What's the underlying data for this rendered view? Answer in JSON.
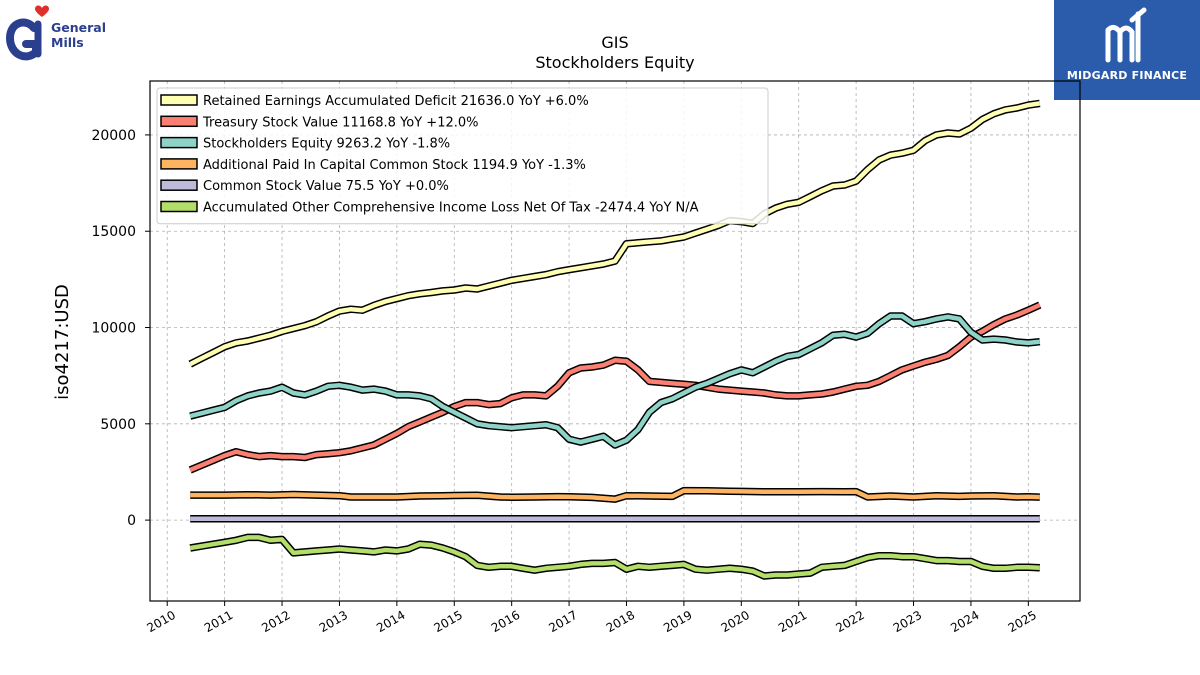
{
  "logos": {
    "company_line1": "General",
    "company_line2": "Mills",
    "partner": "MIDGARD FINANCE"
  },
  "chart_data": {
    "type": "line",
    "title": "GIS",
    "subtitle": "Stockholders  Equity",
    "xlabel": "",
    "ylabel": "iso4217:USD",
    "xlim": [
      2009.7,
      2025.9
    ],
    "ylim": [
      -4200,
      22800
    ],
    "grid": true,
    "legend_position": "top-left",
    "x_ticks": [
      "2010",
      "2011",
      "2012",
      "2013",
      "2014",
      "2015",
      "2016",
      "2017",
      "2018",
      "2019",
      "2020",
      "2021",
      "2022",
      "2023",
      "2024",
      "2025"
    ],
    "y_ticks": [
      0,
      5000,
      10000,
      15000,
      20000
    ],
    "series": [
      {
        "name": "Retained Earnings Accumulated Deficit",
        "legend": "Retained Earnings Accumulated Deficit  21636.0 YoY +6.0%",
        "color": "#ffffb3",
        "x": [
          2010.4,
          2010.6,
          2010.8,
          2011.0,
          2011.2,
          2011.4,
          2011.6,
          2011.8,
          2012.0,
          2012.2,
          2012.4,
          2012.6,
          2012.8,
          2013.0,
          2013.2,
          2013.4,
          2013.6,
          2013.8,
          2014.0,
          2014.2,
          2014.4,
          2014.6,
          2014.8,
          2015.0,
          2015.2,
          2015.4,
          2015.6,
          2015.8,
          2016.0,
          2016.2,
          2016.4,
          2016.6,
          2016.8,
          2017.0,
          2017.2,
          2017.4,
          2017.6,
          2017.8,
          2018.0,
          2018.2,
          2018.4,
          2018.6,
          2018.8,
          2019.0,
          2019.2,
          2019.4,
          2019.6,
          2019.8,
          2020.0,
          2020.2,
          2020.4,
          2020.6,
          2020.8,
          2021.0,
          2021.2,
          2021.4,
          2021.6,
          2021.8,
          2022.0,
          2022.2,
          2022.4,
          2022.6,
          2022.8,
          2023.0,
          2023.2,
          2023.4,
          2023.6,
          2023.8,
          2024.0,
          2024.2,
          2024.4,
          2024.6,
          2024.8,
          2025.0,
          2025.2
        ],
        "y": [
          8100,
          8400,
          8700,
          9000,
          9200,
          9300,
          9450,
          9600,
          9800,
          9950,
          10100,
          10300,
          10600,
          10850,
          10950,
          10900,
          11150,
          11350,
          11500,
          11650,
          11750,
          11820,
          11900,
          11950,
          12050,
          12000,
          12150,
          12300,
          12450,
          12550,
          12650,
          12750,
          12900,
          13000,
          13100,
          13200,
          13300,
          13450,
          14350,
          14400,
          14450,
          14500,
          14600,
          14700,
          14900,
          15100,
          15300,
          15550,
          15500,
          15400,
          15900,
          16200,
          16400,
          16500,
          16800,
          17100,
          17350,
          17400,
          17600,
          18200,
          18700,
          18950,
          19050,
          19200,
          19700,
          20000,
          20100,
          20050,
          20350,
          20800,
          21100,
          21300,
          21400,
          21550,
          21636
        ]
      },
      {
        "name": "Treasury Stock Value",
        "legend": "Treasury Stock Value  11168.8 YoY +12.0%",
        "color": "#fb8072",
        "x": [
          2010.4,
          2010.6,
          2010.8,
          2011.0,
          2011.2,
          2011.4,
          2011.6,
          2011.8,
          2012.0,
          2012.2,
          2012.4,
          2012.6,
          2012.8,
          2013.0,
          2013.2,
          2013.4,
          2013.6,
          2013.8,
          2014.0,
          2014.2,
          2014.4,
          2014.6,
          2014.8,
          2015.0,
          2015.2,
          2015.4,
          2015.6,
          2015.8,
          2016.0,
          2016.2,
          2016.4,
          2016.6,
          2016.8,
          2017.0,
          2017.2,
          2017.4,
          2017.6,
          2017.8,
          2018.0,
          2018.2,
          2018.4,
          2018.6,
          2018.8,
          2019.0,
          2019.2,
          2019.4,
          2019.6,
          2019.8,
          2020.0,
          2020.2,
          2020.4,
          2020.6,
          2020.8,
          2021.0,
          2021.2,
          2021.4,
          2021.6,
          2021.8,
          2022.0,
          2022.2,
          2022.4,
          2022.6,
          2022.8,
          2023.0,
          2023.2,
          2023.4,
          2023.6,
          2023.8,
          2024.0,
          2024.2,
          2024.4,
          2024.6,
          2024.8,
          2025.0,
          2025.2
        ],
        "y": [
          2600,
          2850,
          3100,
          3350,
          3550,
          3400,
          3300,
          3350,
          3300,
          3300,
          3250,
          3400,
          3450,
          3500,
          3600,
          3750,
          3900,
          4200,
          4500,
          4850,
          5100,
          5350,
          5600,
          5900,
          6100,
          6100,
          6000,
          6050,
          6350,
          6500,
          6500,
          6450,
          6950,
          7650,
          7900,
          7950,
          8050,
          8300,
          8250,
          7800,
          7200,
          7150,
          7100,
          7050,
          7000,
          6900,
          6800,
          6750,
          6700,
          6650,
          6600,
          6500,
          6450,
          6450,
          6500,
          6550,
          6650,
          6800,
          6950,
          7000,
          7200,
          7500,
          7800,
          8000,
          8200,
          8350,
          8550,
          9000,
          9500,
          9800,
          10150,
          10450,
          10650,
          10900,
          11168.8
        ]
      },
      {
        "name": "Stockholders Equity",
        "legend": "Stockholders Equity  9263.2 YoY -1.8%",
        "color": "#8dd3c7",
        "x": [
          2010.4,
          2010.6,
          2010.8,
          2011.0,
          2011.2,
          2011.4,
          2011.6,
          2011.8,
          2012.0,
          2012.2,
          2012.4,
          2012.6,
          2012.8,
          2013.0,
          2013.2,
          2013.4,
          2013.6,
          2013.8,
          2014.0,
          2014.2,
          2014.4,
          2014.6,
          2014.8,
          2015.0,
          2015.2,
          2015.4,
          2015.6,
          2015.8,
          2016.0,
          2016.2,
          2016.4,
          2016.6,
          2016.8,
          2017.0,
          2017.2,
          2017.4,
          2017.6,
          2017.8,
          2018.0,
          2018.2,
          2018.4,
          2018.6,
          2018.8,
          2019.0,
          2019.2,
          2019.4,
          2019.6,
          2019.8,
          2020.0,
          2020.2,
          2020.4,
          2020.6,
          2020.8,
          2021.0,
          2021.2,
          2021.4,
          2021.6,
          2021.8,
          2022.0,
          2022.2,
          2022.4,
          2022.6,
          2022.8,
          2023.0,
          2023.2,
          2023.4,
          2023.6,
          2023.8,
          2024.0,
          2024.2,
          2024.4,
          2024.6,
          2024.8,
          2025.0,
          2025.2
        ],
        "y": [
          5400,
          5550,
          5700,
          5850,
          6200,
          6450,
          6600,
          6700,
          6900,
          6600,
          6500,
          6700,
          6950,
          7000,
          6900,
          6750,
          6800,
          6700,
          6500,
          6500,
          6450,
          6300,
          5900,
          5600,
          5300,
          5000,
          4900,
          4850,
          4800,
          4850,
          4900,
          4950,
          4800,
          4200,
          4050,
          4200,
          4350,
          3900,
          4150,
          4700,
          5600,
          6100,
          6300,
          6600,
          6900,
          7100,
          7350,
          7600,
          7800,
          7650,
          7950,
          8250,
          8500,
          8600,
          8900,
          9200,
          9600,
          9650,
          9500,
          9700,
          10200,
          10600,
          10600,
          10200,
          10300,
          10450,
          10550,
          10450,
          9750,
          9350,
          9400,
          9350,
          9250,
          9200,
          9263.2
        ]
      },
      {
        "name": "Additional Paid In Capital Common Stock",
        "legend": "Additional Paid In Capital Common Stock  1194.9 YoY -1.3%",
        "color": "#fdb462",
        "x": [
          2010.4,
          2011.0,
          2011.4,
          2011.8,
          2012.2,
          2012.6,
          2013.0,
          2013.2,
          2013.6,
          2014.0,
          2014.4,
          2014.8,
          2015.0,
          2015.4,
          2015.8,
          2016.0,
          2016.4,
          2016.8,
          2017.0,
          2017.4,
          2017.8,
          2018.0,
          2018.4,
          2018.8,
          2019.0,
          2019.4,
          2019.8,
          2020.0,
          2020.4,
          2020.8,
          2021.0,
          2021.4,
          2021.8,
          2022.0,
          2022.2,
          2022.6,
          2023.0,
          2023.4,
          2023.8,
          2024.0,
          2024.4,
          2024.8,
          2025.0,
          2025.2
        ],
        "y": [
          1300,
          1300,
          1320,
          1300,
          1330,
          1300,
          1270,
          1200,
          1200,
          1200,
          1250,
          1270,
          1280,
          1290,
          1200,
          1190,
          1200,
          1220,
          1210,
          1180,
          1090,
          1270,
          1250,
          1230,
          1530,
          1520,
          1500,
          1490,
          1470,
          1470,
          1470,
          1480,
          1470,
          1480,
          1200,
          1250,
          1200,
          1260,
          1230,
          1250,
          1270,
          1200,
          1210,
          1194.9
        ]
      },
      {
        "name": "Common Stock Value",
        "legend": "Common Stock Value  75.5 YoY +0.0%",
        "color": "#bebada",
        "x": [
          2010.4,
          2025.2
        ],
        "y": [
          75.5,
          75.5
        ]
      },
      {
        "name": "Accumulated Other Comprehensive Income Loss Net Of Tax",
        "legend": "Accumulated Other Comprehensive Income Loss Net Of Tax  -2474.4 YoY N/A",
        "color": "#b3de69",
        "x": [
          2010.4,
          2010.6,
          2010.8,
          2011.0,
          2011.2,
          2011.4,
          2011.6,
          2011.8,
          2012.0,
          2012.2,
          2012.4,
          2012.6,
          2012.8,
          2013.0,
          2013.2,
          2013.4,
          2013.6,
          2013.8,
          2014.0,
          2014.2,
          2014.4,
          2014.6,
          2014.8,
          2015.0,
          2015.2,
          2015.4,
          2015.6,
          2015.8,
          2016.0,
          2016.2,
          2016.4,
          2016.6,
          2016.8,
          2017.0,
          2017.2,
          2017.4,
          2017.6,
          2017.8,
          2018.0,
          2018.2,
          2018.4,
          2018.6,
          2018.8,
          2019.0,
          2019.2,
          2019.4,
          2019.6,
          2019.8,
          2020.0,
          2020.2,
          2020.4,
          2020.6,
          2020.8,
          2021.0,
          2021.2,
          2021.4,
          2021.6,
          2021.8,
          2022.0,
          2022.2,
          2022.4,
          2022.6,
          2022.8,
          2023.0,
          2023.2,
          2023.4,
          2023.6,
          2023.8,
          2024.0,
          2024.2,
          2024.4,
          2024.6,
          2024.8,
          2025.0,
          2025.2
        ],
        "y": [
          -1450,
          -1350,
          -1250,
          -1150,
          -1050,
          -900,
          -900,
          -1050,
          -1000,
          -1700,
          -1650,
          -1600,
          -1550,
          -1500,
          -1550,
          -1600,
          -1650,
          -1550,
          -1600,
          -1500,
          -1250,
          -1300,
          -1450,
          -1650,
          -1900,
          -2350,
          -2450,
          -2400,
          -2400,
          -2500,
          -2600,
          -2500,
          -2450,
          -2400,
          -2300,
          -2250,
          -2250,
          -2200,
          -2550,
          -2400,
          -2450,
          -2400,
          -2350,
          -2300,
          -2550,
          -2600,
          -2550,
          -2500,
          -2550,
          -2650,
          -2900,
          -2850,
          -2850,
          -2800,
          -2750,
          -2450,
          -2400,
          -2350,
          -2150,
          -1950,
          -1850,
          -1850,
          -1900,
          -1900,
          -2000,
          -2100,
          -2100,
          -2150,
          -2150,
          -2400,
          -2500,
          -2500,
          -2450,
          -2450,
          -2474.4
        ]
      }
    ]
  }
}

→ Objective
Filter the records above for lines containing the word "color", and copy those lines.

→ The reply
        "color": "#ffffb3",
        "color": "#fb8072",
        "color": "#8dd3c7",
        "color": "#fdb462",
        "color": "#bebada",
        "color": "#b3de69",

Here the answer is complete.